GOAL OF THE EXERCISE: Single out the lines of the material that contain "this" and copy them.

Records about charts and figures:
--------

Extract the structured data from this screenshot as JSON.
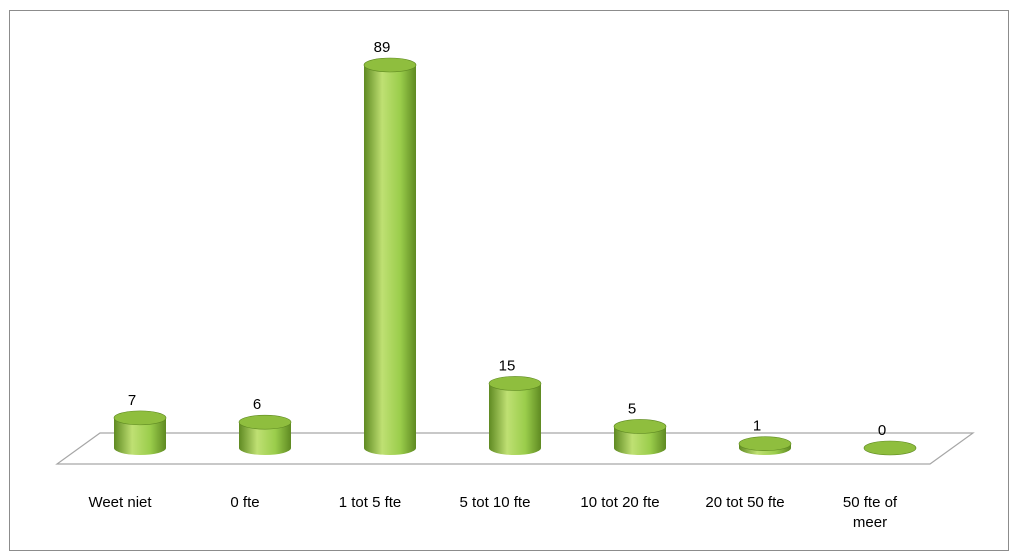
{
  "chart_data": {
    "type": "bar",
    "style": "3d-cylinder",
    "categories": [
      [
        "Weet niet"
      ],
      [
        "0 fte"
      ],
      [
        "1 tot 5 fte"
      ],
      [
        "5 tot 10 fte"
      ],
      [
        "10 tot 20 fte"
      ],
      [
        "20 tot 50 fte"
      ],
      [
        "50 fte of",
        "meer"
      ]
    ],
    "values": [
      7,
      6,
      89,
      15,
      5,
      1,
      0
    ],
    "title": "",
    "xlabel": "",
    "ylabel": "",
    "ylim": [
      0,
      89
    ],
    "grid": false,
    "legend": "none",
    "data_labels": true,
    "colors": {
      "bar_light": "#bfe073",
      "bar_mid": "#9acd4b",
      "bar_dark": "#5f8a22",
      "bar_top": "#8fbe3e",
      "floor_edge": "#a6a6a6",
      "frame": "#8c8c8c"
    }
  }
}
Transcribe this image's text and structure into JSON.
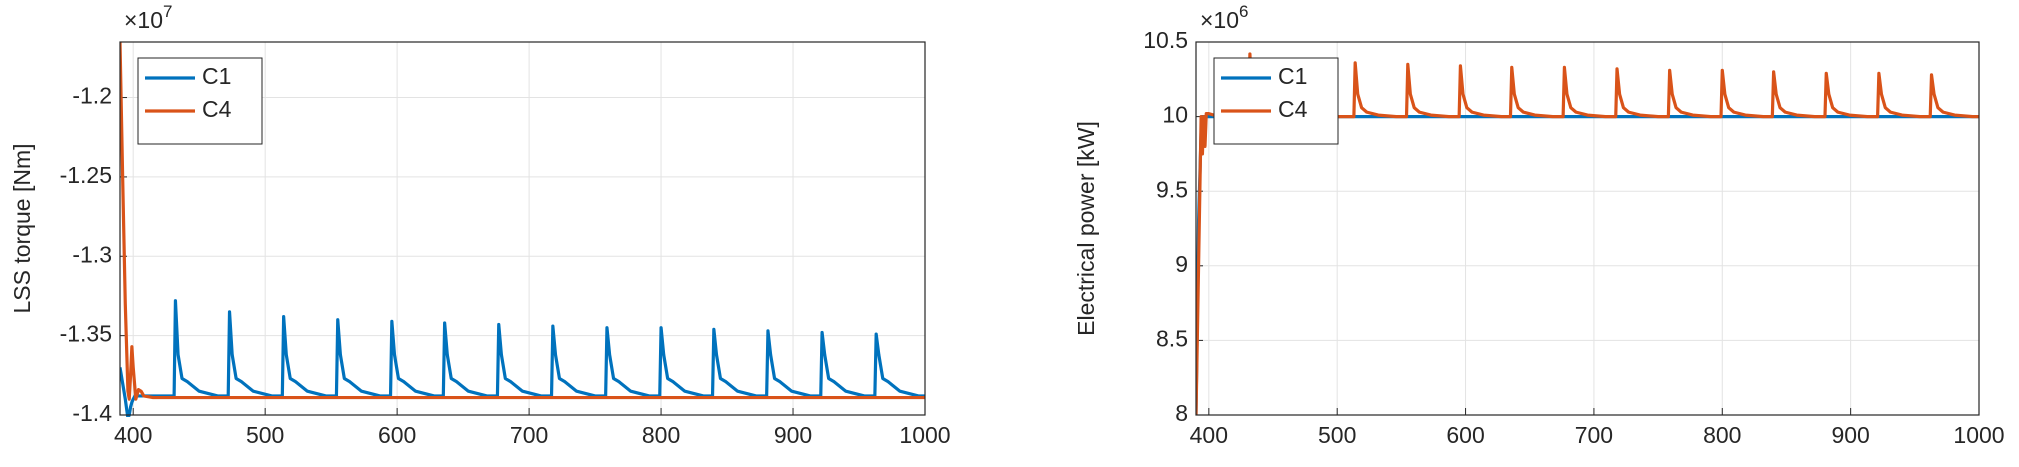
{
  "chart_data": [
    {
      "type": "line",
      "ylabel": "LSS torque [Nm]",
      "y_scale_base": "×10",
      "y_scale_exponent": "7",
      "xlim": [
        390,
        1000
      ],
      "xticks": [
        400,
        500,
        600,
        700,
        800,
        900,
        1000
      ],
      "ylim": [
        -1.4,
        -1.165
      ],
      "yticks": [
        -1.4,
        -1.35,
        -1.3,
        -1.25,
        -1.2
      ],
      "grid": true,
      "legend": "upper left",
      "x": [
        390,
        392,
        394,
        396,
        397,
        398,
        399,
        400,
        402,
        404,
        406,
        408,
        415,
        425,
        431,
        432,
        434,
        437,
        441,
        450,
        464,
        472,
        473,
        475,
        478,
        482,
        491,
        505,
        513,
        514,
        516,
        519,
        523,
        532,
        546,
        554,
        555,
        557,
        560,
        564,
        573,
        587,
        595,
        596,
        598,
        601,
        605,
        614,
        628,
        635,
        636,
        638,
        641,
        645,
        654,
        668,
        676,
        677,
        679,
        682,
        686,
        695,
        709,
        717,
        718,
        720,
        723,
        727,
        736,
        750,
        758,
        759,
        761,
        764,
        768,
        777,
        791,
        799,
        800,
        802,
        805,
        809,
        818,
        832,
        839,
        840,
        842,
        845,
        849,
        858,
        872,
        880,
        881,
        883,
        886,
        890,
        899,
        913,
        921,
        922,
        924,
        927,
        931,
        940,
        954,
        962,
        963,
        965,
        968,
        972,
        981,
        995,
        1000
      ],
      "series": [
        {
          "name": "C1",
          "color": "#0072BD",
          "values": [
            -1.37,
            -1.38,
            -1.39,
            -1.402,
            -1.4,
            -1.395,
            -1.392,
            -1.39,
            -1.387,
            -1.388,
            -1.388,
            -1.388,
            -1.388,
            -1.388,
            -1.388,
            -1.328,
            -1.362,
            -1.377,
            -1.379,
            -1.385,
            -1.388,
            -1.388,
            -1.335,
            -1.362,
            -1.377,
            -1.379,
            -1.385,
            -1.388,
            -1.388,
            -1.338,
            -1.362,
            -1.377,
            -1.379,
            -1.385,
            -1.388,
            -1.388,
            -1.34,
            -1.362,
            -1.377,
            -1.379,
            -1.385,
            -1.388,
            -1.388,
            -1.341,
            -1.362,
            -1.377,
            -1.379,
            -1.385,
            -1.388,
            -1.388,
            -1.342,
            -1.362,
            -1.377,
            -1.379,
            -1.385,
            -1.388,
            -1.388,
            -1.343,
            -1.362,
            -1.377,
            -1.379,
            -1.385,
            -1.388,
            -1.388,
            -1.344,
            -1.362,
            -1.377,
            -1.379,
            -1.385,
            -1.388,
            -1.388,
            -1.345,
            -1.362,
            -1.377,
            -1.379,
            -1.385,
            -1.388,
            -1.388,
            -1.345,
            -1.362,
            -1.377,
            -1.379,
            -1.385,
            -1.388,
            -1.388,
            -1.346,
            -1.362,
            -1.377,
            -1.379,
            -1.385,
            -1.388,
            -1.388,
            -1.347,
            -1.362,
            -1.377,
            -1.379,
            -1.385,
            -1.388,
            -1.388,
            -1.348,
            -1.362,
            -1.377,
            -1.379,
            -1.385,
            -1.388,
            -1.388,
            -1.349,
            -1.362,
            -1.377,
            -1.379,
            -1.385,
            -1.388,
            -1.388
          ]
        },
        {
          "name": "C4",
          "color": "#D95319",
          "values": [
            -1.165,
            -1.25,
            -1.33,
            -1.385,
            -1.39,
            -1.375,
            -1.357,
            -1.37,
            -1.39,
            -1.384,
            -1.385,
            -1.388,
            -1.389,
            -1.389,
            -1.389,
            -1.389,
            -1.389,
            -1.389,
            -1.389,
            -1.389,
            -1.389,
            -1.389,
            -1.389,
            -1.389,
            -1.389,
            -1.389,
            -1.389,
            -1.389,
            -1.389,
            -1.389,
            -1.389,
            -1.389,
            -1.389,
            -1.389,
            -1.389,
            -1.389,
            -1.389,
            -1.389,
            -1.389,
            -1.389,
            -1.389,
            -1.389,
            -1.389,
            -1.389,
            -1.389,
            -1.389,
            -1.389,
            -1.389,
            -1.389,
            -1.389,
            -1.389,
            -1.389,
            -1.389,
            -1.389,
            -1.389,
            -1.389,
            -1.389,
            -1.389,
            -1.389,
            -1.389,
            -1.389,
            -1.389,
            -1.389,
            -1.389,
            -1.389,
            -1.389,
            -1.389,
            -1.389,
            -1.389,
            -1.389,
            -1.389,
            -1.389,
            -1.389,
            -1.389,
            -1.389,
            -1.389,
            -1.389,
            -1.389,
            -1.389,
            -1.389,
            -1.389,
            -1.389,
            -1.389,
            -1.389,
            -1.389,
            -1.389,
            -1.389,
            -1.389,
            -1.389,
            -1.389,
            -1.389,
            -1.389,
            -1.389,
            -1.389,
            -1.389,
            -1.389,
            -1.389,
            -1.389,
            -1.389,
            -1.389,
            -1.389,
            -1.389,
            -1.389,
            -1.389,
            -1.389,
            -1.389,
            -1.389,
            -1.389,
            -1.389,
            -1.389,
            -1.389,
            -1.389,
            -1.389
          ]
        }
      ]
    },
    {
      "type": "line",
      "ylabel": "Electrical power [kW]",
      "y_scale_base": "×10",
      "y_scale_exponent": "6",
      "xlim": [
        390,
        1000
      ],
      "xticks": [
        400,
        500,
        600,
        700,
        800,
        900,
        1000
      ],
      "ylim": [
        8,
        10.5
      ],
      "yticks": [
        8,
        8.5,
        9,
        9.5,
        10,
        10.5
      ],
      "grid": true,
      "legend": "upper left",
      "x": [
        390,
        392,
        394,
        395,
        396,
        397,
        398,
        400,
        404,
        410,
        420,
        430,
        431,
        432,
        434,
        440,
        460,
        480,
        500,
        513,
        514,
        516,
        519,
        523,
        532,
        546,
        554,
        555,
        557,
        560,
        564,
        573,
        587,
        595,
        596,
        598,
        601,
        605,
        614,
        628,
        635,
        636,
        638,
        641,
        645,
        654,
        668,
        676,
        677,
        679,
        682,
        686,
        695,
        709,
        717,
        718,
        720,
        723,
        727,
        736,
        750,
        758,
        759,
        761,
        764,
        768,
        777,
        791,
        799,
        800,
        802,
        805,
        809,
        818,
        832,
        839,
        840,
        842,
        845,
        849,
        858,
        872,
        880,
        881,
        883,
        886,
        890,
        899,
        913,
        921,
        922,
        924,
        927,
        931,
        940,
        954,
        962,
        963,
        965,
        968,
        972,
        981,
        995,
        1000
      ],
      "series": [
        {
          "name": "C1",
          "color": "#0072BD",
          "values": [
            8.0,
            9.3,
            9.9,
            10,
            10,
            10,
            10,
            10,
            10,
            10,
            10,
            10,
            10,
            10,
            10,
            10,
            10,
            10,
            10,
            10,
            10,
            10,
            10,
            10,
            10,
            10,
            10,
            10,
            10,
            10,
            10,
            10,
            10,
            10,
            10,
            10,
            10,
            10,
            10,
            10,
            10,
            10,
            10,
            10,
            10,
            10,
            10,
            10,
            10,
            10,
            10,
            10,
            10,
            10,
            10,
            10,
            10,
            10,
            10,
            10,
            10,
            10,
            10,
            10,
            10,
            10,
            10,
            10,
            10,
            10,
            10,
            10,
            10,
            10,
            10,
            10,
            10,
            10,
            10,
            10,
            10,
            10,
            10,
            10,
            10,
            10,
            10,
            10,
            10,
            10,
            10,
            10,
            10,
            10,
            10,
            10,
            10,
            10,
            10,
            10,
            10,
            10,
            10,
            10
          ]
        },
        {
          "name": "C4",
          "color": "#D95319",
          "values": [
            8.0,
            9.0,
            10.0,
            9.75,
            10.0,
            9.8,
            10.02,
            10.02,
            10.01,
            10,
            10,
            10,
            10,
            10.42,
            10,
            10,
            10,
            10,
            10,
            10,
            10.36,
            10.15,
            10.06,
            10.03,
            10.01,
            10,
            10,
            10.35,
            10.15,
            10.06,
            10.03,
            10.01,
            10,
            10,
            10.34,
            10.15,
            10.06,
            10.03,
            10.01,
            10,
            10,
            10.33,
            10.15,
            10.06,
            10.03,
            10.01,
            10,
            10,
            10.33,
            10.15,
            10.06,
            10.03,
            10.01,
            10,
            10,
            10.32,
            10.15,
            10.06,
            10.03,
            10.01,
            10,
            10,
            10.31,
            10.15,
            10.06,
            10.03,
            10.01,
            10,
            10,
            10.31,
            10.15,
            10.06,
            10.03,
            10.01,
            10,
            10,
            10.3,
            10.15,
            10.06,
            10.03,
            10.01,
            10,
            10,
            10.29,
            10.15,
            10.06,
            10.03,
            10.01,
            10,
            10,
            10.29,
            10.15,
            10.06,
            10.03,
            10.01,
            10,
            10,
            10.28,
            10.15,
            10.06,
            10.03,
            10.01,
            10,
            10
          ]
        }
      ]
    }
  ]
}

--------

WRITTEN ANSWER:
Extract the structured data from this screenshot as JSON.
Transcribe this image's text and structure into JSON.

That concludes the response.